*Records supplied*:
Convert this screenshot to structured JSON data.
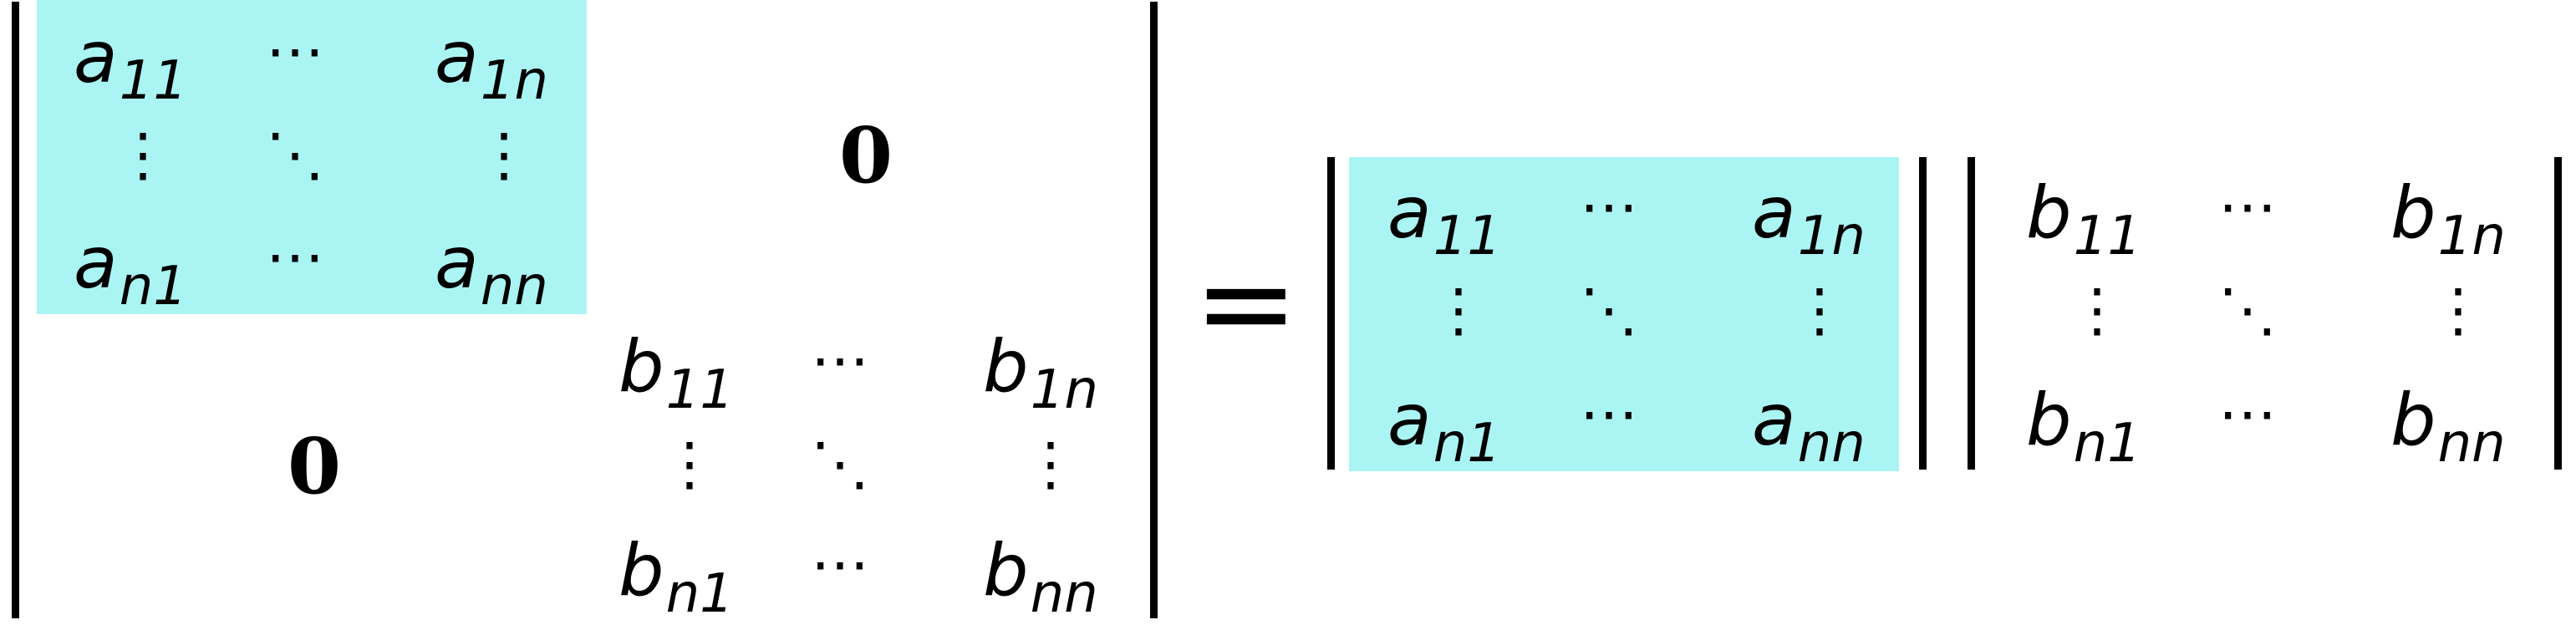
{
  "colors": {
    "highlight": "#aaf4f4",
    "ink": "#000000"
  },
  "left_block": {
    "a": {
      "top_left": "a",
      "top_left_sub": "11",
      "top_right": "a",
      "top_right_sub": "1n",
      "bottom_left": "a",
      "bottom_left_sub": "n1",
      "bottom_right": "a",
      "bottom_right_sub": "nn"
    },
    "zero_top_right": "0",
    "zero_bottom_left": "0",
    "b": {
      "top_left": "b",
      "top_left_sub": "11",
      "top_right": "b",
      "top_right_sub": "1n",
      "bottom_left": "b",
      "bottom_left_sub": "n1",
      "bottom_right": "b",
      "bottom_right_sub": "nn"
    }
  },
  "equals": "=",
  "right_a": {
    "top_left": "a",
    "top_left_sub": "11",
    "top_right": "a",
    "top_right_sub": "1n",
    "bottom_left": "a",
    "bottom_left_sub": "n1",
    "bottom_right": "a",
    "bottom_right_sub": "nn"
  },
  "right_b": {
    "top_left": "b",
    "top_left_sub": "11",
    "top_right": "b",
    "top_right_sub": "1n",
    "bottom_left": "b",
    "bottom_left_sub": "n1",
    "bottom_right": "b",
    "bottom_right_sub": "nn"
  },
  "symbols": {
    "hdots": "⋯",
    "vdots": "⋮",
    "ddots": "⋱"
  }
}
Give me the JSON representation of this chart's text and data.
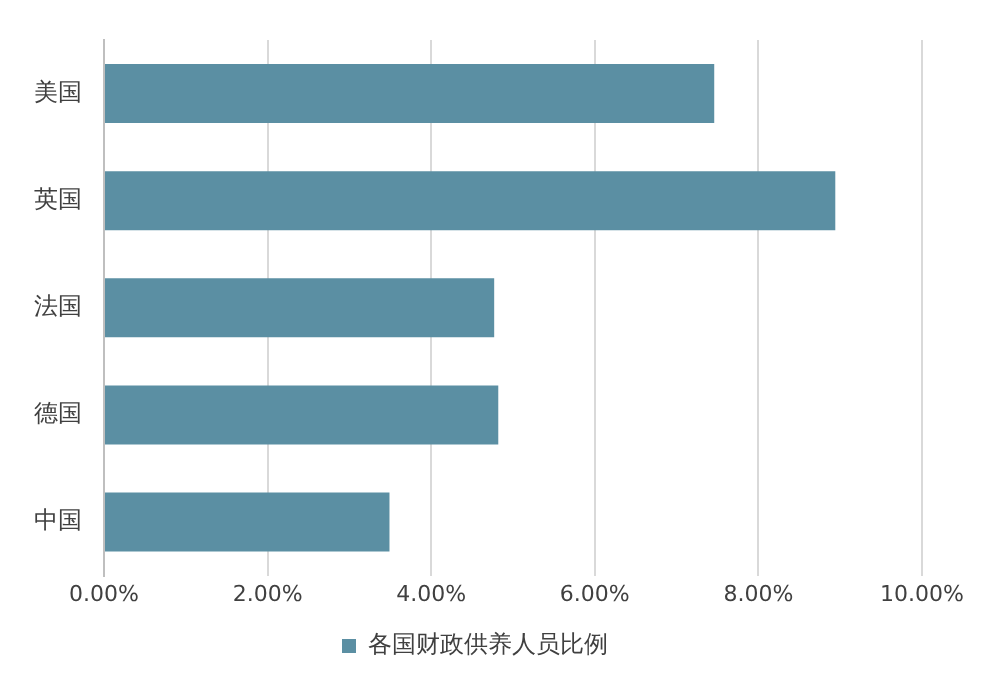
{
  "chart_data": {
    "type": "bar",
    "orientation": "horizontal",
    "categories": [
      "美国",
      "英国",
      "法国",
      "德国",
      "中国"
    ],
    "series": [
      {
        "name": "各国财政供养人员比例",
        "color": "#5b8fa3",
        "values": [
          7.46,
          8.94,
          4.77,
          4.82,
          3.49
        ]
      }
    ],
    "xlim": [
      0,
      10
    ],
    "xticks": [
      {
        "value": 0,
        "label": "0.00%"
      },
      {
        "value": 2,
        "label": "2.00%"
      },
      {
        "value": 4,
        "label": "4.00%"
      },
      {
        "value": 6,
        "label": "6.00%"
      },
      {
        "value": 8,
        "label": "8.00%"
      },
      {
        "value": 10,
        "label": "10.00%"
      }
    ],
    "grid": "x",
    "legend": "bottom"
  }
}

*Exercise description*: Search the listing above for the string "label". Copy every line that contains it.

*Result*:
        "label": "0.00%"
        "label": "2.00%"
        "label": "4.00%"
        "label": "6.00%"
        "label": "8.00%"
        "label": "10.00%"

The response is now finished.